(Data records)
-- begin --

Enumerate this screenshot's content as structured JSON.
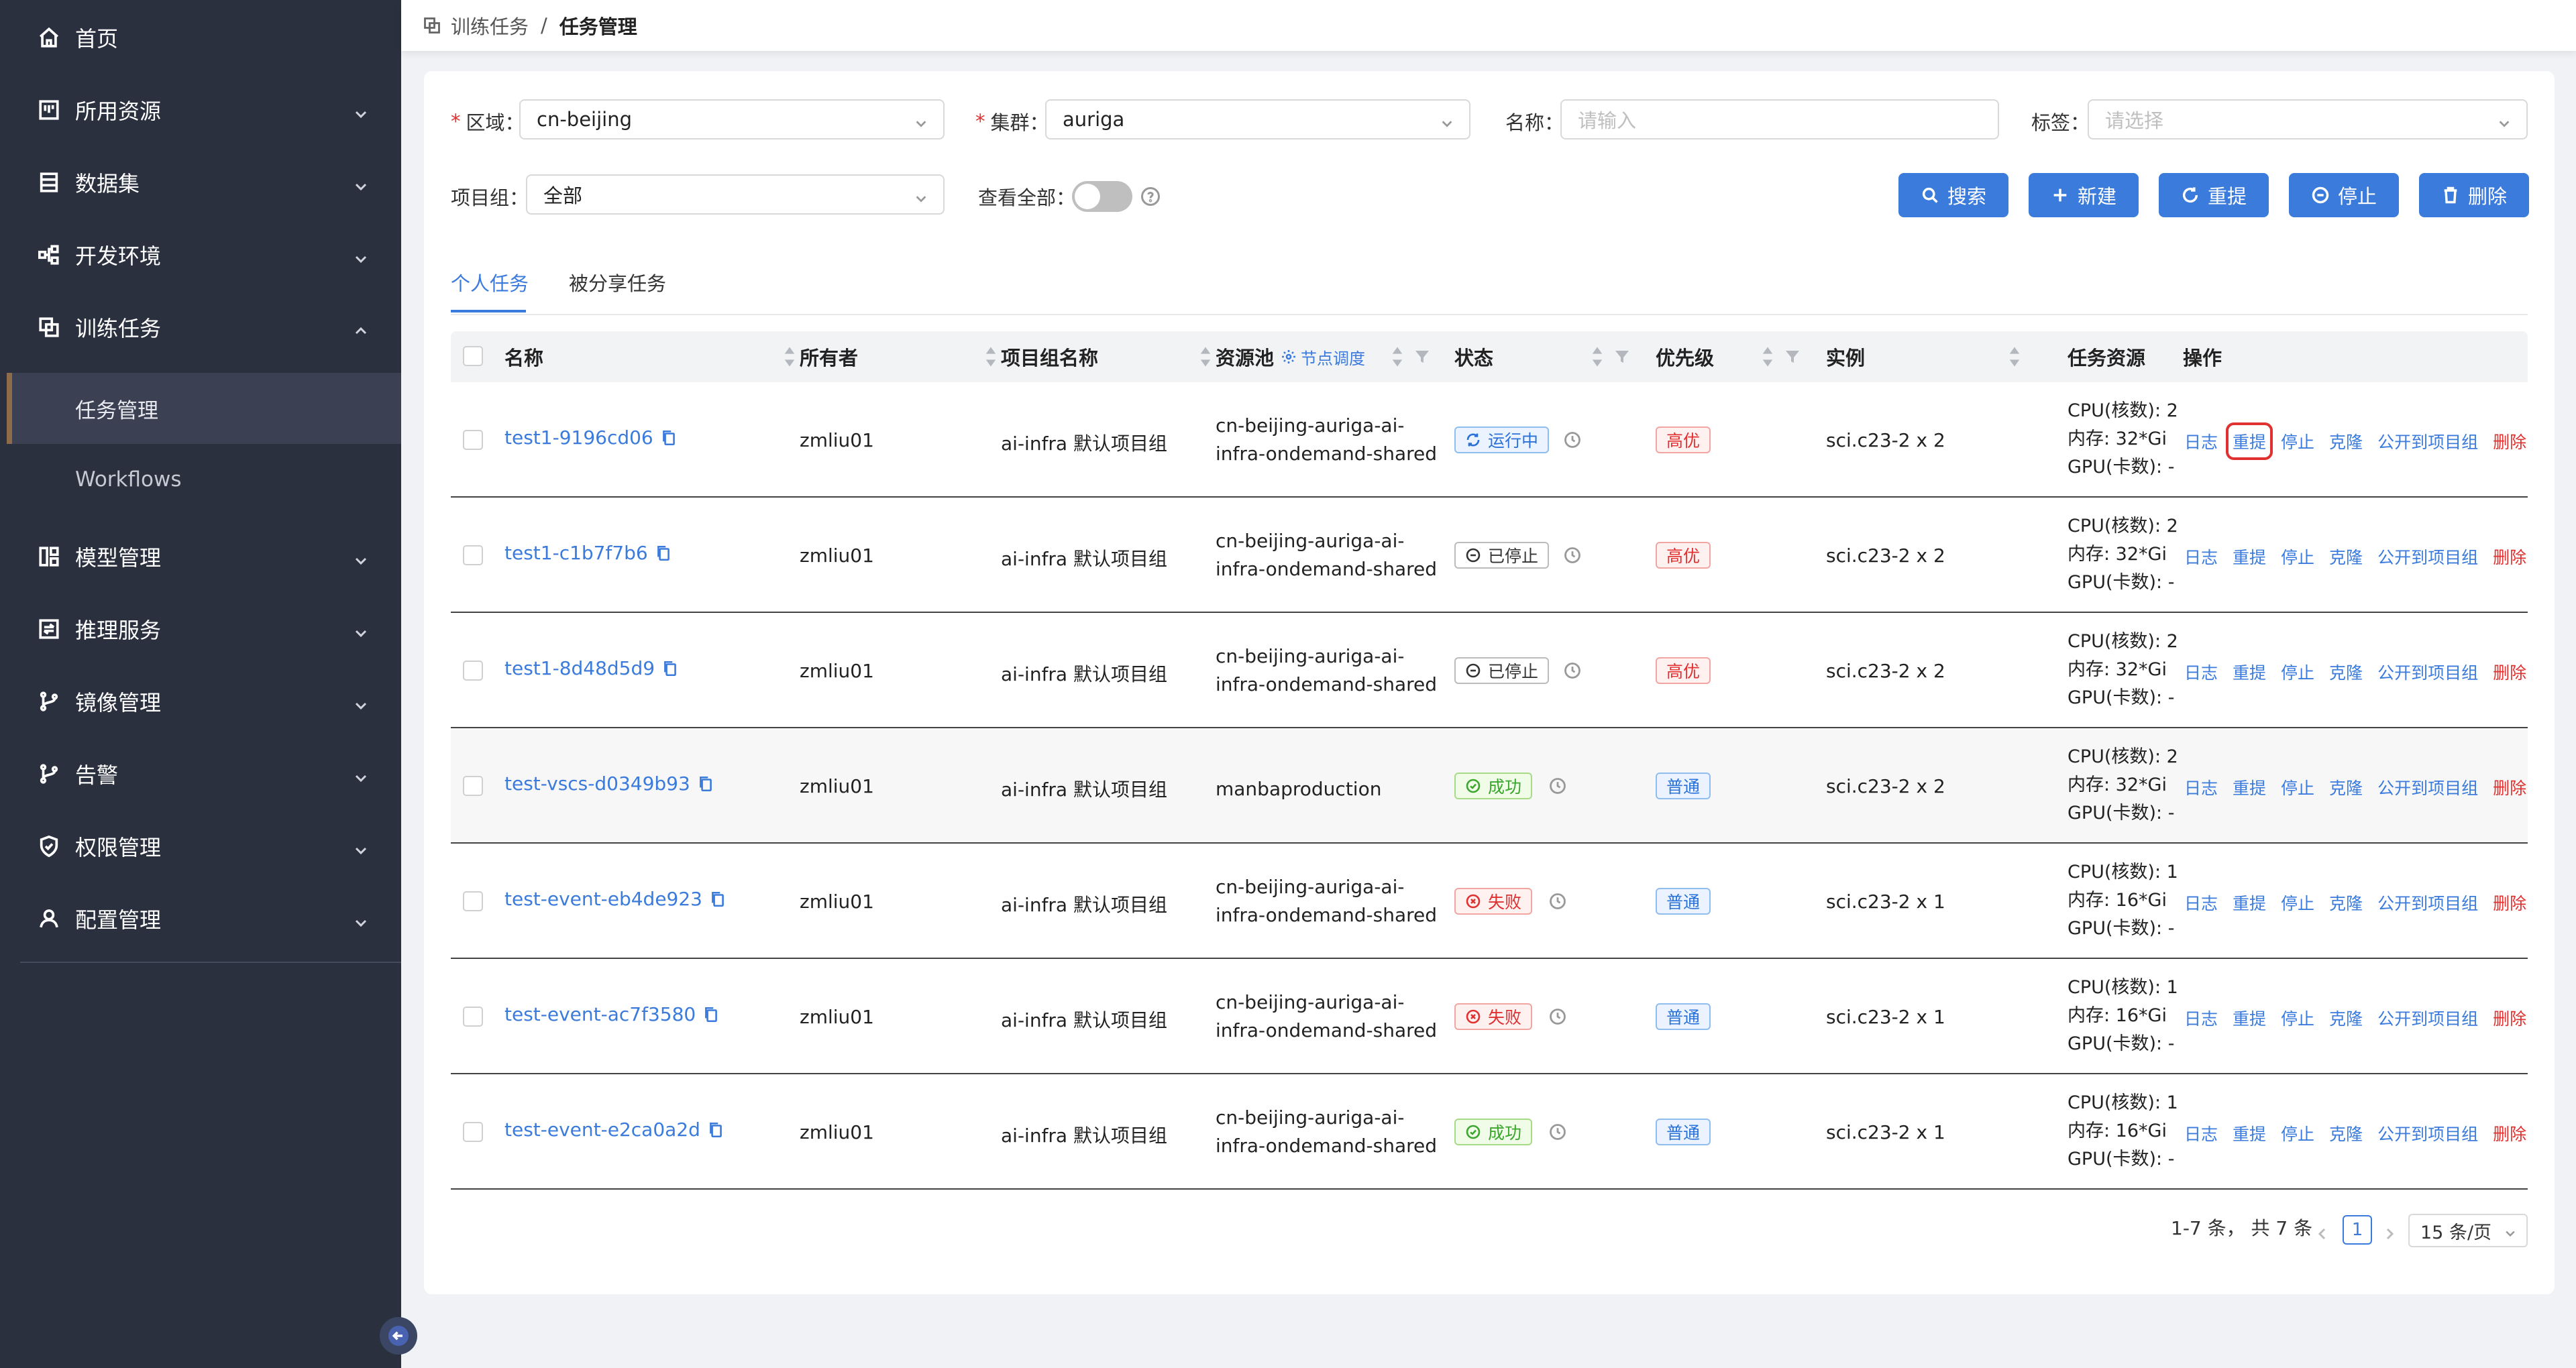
{
  "sidebar": {
    "items": [
      {
        "label": "首页",
        "icon": "home-icon"
      },
      {
        "label": "所用资源",
        "icon": "resource-icon"
      },
      {
        "label": "数据集",
        "icon": "dataset-icon"
      },
      {
        "label": "开发环境",
        "icon": "dev-env-icon"
      },
      {
        "label": "训练任务",
        "icon": "training-icon"
      },
      {
        "label": "模型管理",
        "icon": "model-icon"
      },
      {
        "label": "推理服务",
        "icon": "inference-icon"
      },
      {
        "label": "镜像管理",
        "icon": "image-icon"
      },
      {
        "label": "告警",
        "icon": "alert-icon"
      },
      {
        "label": "权限管理",
        "icon": "shield-icon"
      },
      {
        "label": "配置管理",
        "icon": "user-icon"
      }
    ],
    "submenu": [
      {
        "label": "任务管理"
      },
      {
        "label": "Workflows"
      }
    ]
  },
  "breadcrumb": {
    "parent": "训练任务",
    "sep": "/",
    "current": "任务管理"
  },
  "filters": {
    "region_label": "区域：",
    "region_value": "cn-beijing",
    "cluster_label": "集群：",
    "cluster_value": "auriga",
    "name_label": "名称：",
    "name_placeholder": "请输入",
    "tag_label": "标签：",
    "tag_placeholder": "请选择",
    "project_label": "项目组：",
    "project_value": "全部",
    "view_all_label": "查看全部："
  },
  "actions": {
    "search": "搜索",
    "new": "新建",
    "resubmit": "重提",
    "stop": "停止",
    "delete": "删除"
  },
  "tabs": [
    {
      "label": "个人任务"
    },
    {
      "label": "被分享任务"
    }
  ],
  "table": {
    "columns": {
      "name": "名称",
      "owner": "所有者",
      "project": "项目组名称",
      "pool": "资源池",
      "node_schedule": "节点调度",
      "status": "状态",
      "priority": "优先级",
      "instance": "实例",
      "resources": "任务资源",
      "ops": "操作"
    },
    "op_labels": {
      "log": "日志",
      "resubmit": "重提",
      "stop": "停止",
      "clone": "克隆",
      "publish": "公开到项目组",
      "delete": "删除"
    },
    "rows": [
      {
        "name": "test1-9196cd06",
        "owner": "zmliu01",
        "project": "ai-infra 默认项目组",
        "pool1": "cn-beijing-auriga-ai-",
        "pool2": "infra-ondemand-shared",
        "status": "运行中",
        "status_type": "running",
        "priority": "高优",
        "priority_type": "high",
        "instance": "sci.c23-2 x 2",
        "cpu": "CPU(核数): 2",
        "mem": "内存: 32*Gi",
        "gpu": "GPU(卡数): -"
      },
      {
        "name": "test1-c1b7f7b6",
        "owner": "zmliu01",
        "project": "ai-infra 默认项目组",
        "pool1": "cn-beijing-auriga-ai-",
        "pool2": "infra-ondemand-shared",
        "status": "已停止",
        "status_type": "stopped",
        "priority": "高优",
        "priority_type": "high",
        "instance": "sci.c23-2 x 2",
        "cpu": "CPU(核数): 2",
        "mem": "内存: 32*Gi",
        "gpu": "GPU(卡数): -"
      },
      {
        "name": "test1-8d48d5d9",
        "owner": "zmliu01",
        "project": "ai-infra 默认项目组",
        "pool1": "cn-beijing-auriga-ai-",
        "pool2": "infra-ondemand-shared",
        "status": "已停止",
        "status_type": "stopped",
        "priority": "高优",
        "priority_type": "high",
        "instance": "sci.c23-2 x 2",
        "cpu": "CPU(核数): 2",
        "mem": "内存: 32*Gi",
        "gpu": "GPU(卡数): -"
      },
      {
        "name": "test-vscs-d0349b93",
        "owner": "zmliu01",
        "project": "ai-infra 默认项目组",
        "pool1": "manbaproduction",
        "pool2": "",
        "status": "成功",
        "status_type": "success",
        "priority": "普通",
        "priority_type": "normal",
        "instance": "sci.c23-2 x 2",
        "cpu": "CPU(核数): 2",
        "mem": "内存: 32*Gi",
        "gpu": "GPU(卡数): -"
      },
      {
        "name": "test-event-eb4de923",
        "owner": "zmliu01",
        "project": "ai-infra 默认项目组",
        "pool1": "cn-beijing-auriga-ai-",
        "pool2": "infra-ondemand-shared",
        "status": "失败",
        "status_type": "failed",
        "priority": "普通",
        "priority_type": "normal",
        "instance": "sci.c23-2 x 1",
        "cpu": "CPU(核数): 1",
        "mem": "内存: 16*Gi",
        "gpu": "GPU(卡数): -"
      },
      {
        "name": "test-event-ac7f3580",
        "owner": "zmliu01",
        "project": "ai-infra 默认项目组",
        "pool1": "cn-beijing-auriga-ai-",
        "pool2": "infra-ondemand-shared",
        "status": "失败",
        "status_type": "failed",
        "priority": "普通",
        "priority_type": "normal",
        "instance": "sci.c23-2 x 1",
        "cpu": "CPU(核数): 1",
        "mem": "内存: 16*Gi",
        "gpu": "GPU(卡数): -"
      },
      {
        "name": "test-event-e2ca0a2d",
        "owner": "zmliu01",
        "project": "ai-infra 默认项目组",
        "pool1": "cn-beijing-auriga-ai-",
        "pool2": "infra-ondemand-shared",
        "status": "成功",
        "status_type": "success",
        "priority": "普通",
        "priority_type": "normal",
        "instance": "sci.c23-2 x 1",
        "cpu": "CPU(核数): 1",
        "mem": "内存: 16*Gi",
        "gpu": "GPU(卡数): -"
      }
    ]
  },
  "pagination": {
    "summary": "1-7 条， 共 7 条",
    "current_page": "1",
    "page_size": "15 条/页"
  },
  "colors": {
    "primary": "#3b7bdc",
    "danger": "#e0302f",
    "sidebar_bg": "#2b303f",
    "success": "#3aa62c"
  }
}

-- end --

| Task directions |
Copy all the records above exactly, but leave out the pictures.

| Finished exercise |
Enumerate this screenshot's content as structured JSON.
{
  "sidebar": {
    "items": [
      {
        "label": "首页",
        "icon": "home-icon"
      },
      {
        "label": "所用资源",
        "icon": "resource-icon"
      },
      {
        "label": "数据集",
        "icon": "dataset-icon"
      },
      {
        "label": "开发环境",
        "icon": "dev-env-icon"
      },
      {
        "label": "训练任务",
        "icon": "training-icon"
      },
      {
        "label": "模型管理",
        "icon": "model-icon"
      },
      {
        "label": "推理服务",
        "icon": "inference-icon"
      },
      {
        "label": "镜像管理",
        "icon": "image-icon"
      },
      {
        "label": "告警",
        "icon": "alert-icon"
      },
      {
        "label": "权限管理",
        "icon": "shield-icon"
      },
      {
        "label": "配置管理",
        "icon": "user-icon"
      }
    ],
    "submenu": [
      {
        "label": "任务管理"
      },
      {
        "label": "Workflows"
      }
    ]
  },
  "breadcrumb": {
    "parent": "训练任务",
    "sep": "/",
    "current": "任务管理"
  },
  "filters": {
    "region_label": "区域：",
    "region_value": "cn-beijing",
    "cluster_label": "集群：",
    "cluster_value": "auriga",
    "name_label": "名称：",
    "name_placeholder": "请输入",
    "tag_label": "标签：",
    "tag_placeholder": "请选择",
    "project_label": "项目组：",
    "project_value": "全部",
    "view_all_label": "查看全部："
  },
  "actions": {
    "search": "搜索",
    "new": "新建",
    "resubmit": "重提",
    "stop": "停止",
    "delete": "删除"
  },
  "tabs": [
    {
      "label": "个人任务"
    },
    {
      "label": "被分享任务"
    }
  ],
  "table": {
    "columns": {
      "name": "名称",
      "owner": "所有者",
      "project": "项目组名称",
      "pool": "资源池",
      "node_schedule": "节点调度",
      "status": "状态",
      "priority": "优先级",
      "instance": "实例",
      "resources": "任务资源",
      "ops": "操作"
    },
    "op_labels": {
      "log": "日志",
      "resubmit": "重提",
      "stop": "停止",
      "clone": "克隆",
      "publish": "公开到项目组",
      "delete": "删除"
    },
    "rows": [
      {
        "name": "test1-9196cd06",
        "owner": "zmliu01",
        "project": "ai-infra 默认项目组",
        "pool1": "cn-beijing-auriga-ai-",
        "pool2": "infra-ondemand-shared",
        "status": "运行中",
        "status_type": "running",
        "priority": "高优",
        "priority_type": "high",
        "instance": "sci.c23-2 x 2",
        "cpu": "CPU(核数): 2",
        "mem": "内存: 32*Gi",
        "gpu": "GPU(卡数): -"
      },
      {
        "name": "test1-c1b7f7b6",
        "owner": "zmliu01",
        "project": "ai-infra 默认项目组",
        "pool1": "cn-beijing-auriga-ai-",
        "pool2": "infra-ondemand-shared",
        "status": "已停止",
        "status_type": "stopped",
        "priority": "高优",
        "priority_type": "high",
        "instance": "sci.c23-2 x 2",
        "cpu": "CPU(核数): 2",
        "mem": "内存: 32*Gi",
        "gpu": "GPU(卡数): -"
      },
      {
        "name": "test1-8d48d5d9",
        "owner": "zmliu01",
        "project": "ai-infra 默认项目组",
        "pool1": "cn-beijing-auriga-ai-",
        "pool2": "infra-ondemand-shared",
        "status": "已停止",
        "status_type": "stopped",
        "priority": "高优",
        "priority_type": "high",
        "instance": "sci.c23-2 x 2",
        "cpu": "CPU(核数): 2",
        "mem": "内存: 32*Gi",
        "gpu": "GPU(卡数): -"
      },
      {
        "name": "test-vscs-d0349b93",
        "owner": "zmliu01",
        "project": "ai-infra 默认项目组",
        "pool1": "manbaproduction",
        "pool2": "",
        "status": "成功",
        "status_type": "success",
        "priority": "普通",
        "priority_type": "normal",
        "instance": "sci.c23-2 x 2",
        "cpu": "CPU(核数): 2",
        "mem": "内存: 32*Gi",
        "gpu": "GPU(卡数): -"
      },
      {
        "name": "test-event-eb4de923",
        "owner": "zmliu01",
        "project": "ai-infra 默认项目组",
        "pool1": "cn-beijing-auriga-ai-",
        "pool2": "infra-ondemand-shared",
        "status": "失败",
        "status_type": "failed",
        "priority": "普通",
        "priority_type": "normal",
        "instance": "sci.c23-2 x 1",
        "cpu": "CPU(核数): 1",
        "mem": "内存: 16*Gi",
        "gpu": "GPU(卡数): -"
      },
      {
        "name": "test-event-ac7f3580",
        "owner": "zmliu01",
        "project": "ai-infra 默认项目组",
        "pool1": "cn-beijing-auriga-ai-",
        "pool2": "infra-ondemand-shared",
        "status": "失败",
        "status_type": "failed",
        "priority": "普通",
        "priority_type": "normal",
        "instance": "sci.c23-2 x 1",
        "cpu": "CPU(核数): 1",
        "mem": "内存: 16*Gi",
        "gpu": "GPU(卡数): -"
      },
      {
        "name": "test-event-e2ca0a2d",
        "owner": "zmliu01",
        "project": "ai-infra 默认项目组",
        "pool1": "cn-beijing-auriga-ai-",
        "pool2": "infra-ondemand-shared",
        "status": "成功",
        "status_type": "success",
        "priority": "普通",
        "priority_type": "normal",
        "instance": "sci.c23-2 x 1",
        "cpu": "CPU(核数): 1",
        "mem": "内存: 16*Gi",
        "gpu": "GPU(卡数): -"
      }
    ]
  },
  "pagination": {
    "summary": "1-7 条， 共 7 条",
    "current_page": "1",
    "page_size": "15 条/页"
  },
  "colors": {
    "primary": "#3b7bdc",
    "danger": "#e0302f",
    "sidebar_bg": "#2b303f",
    "success": "#3aa62c"
  }
}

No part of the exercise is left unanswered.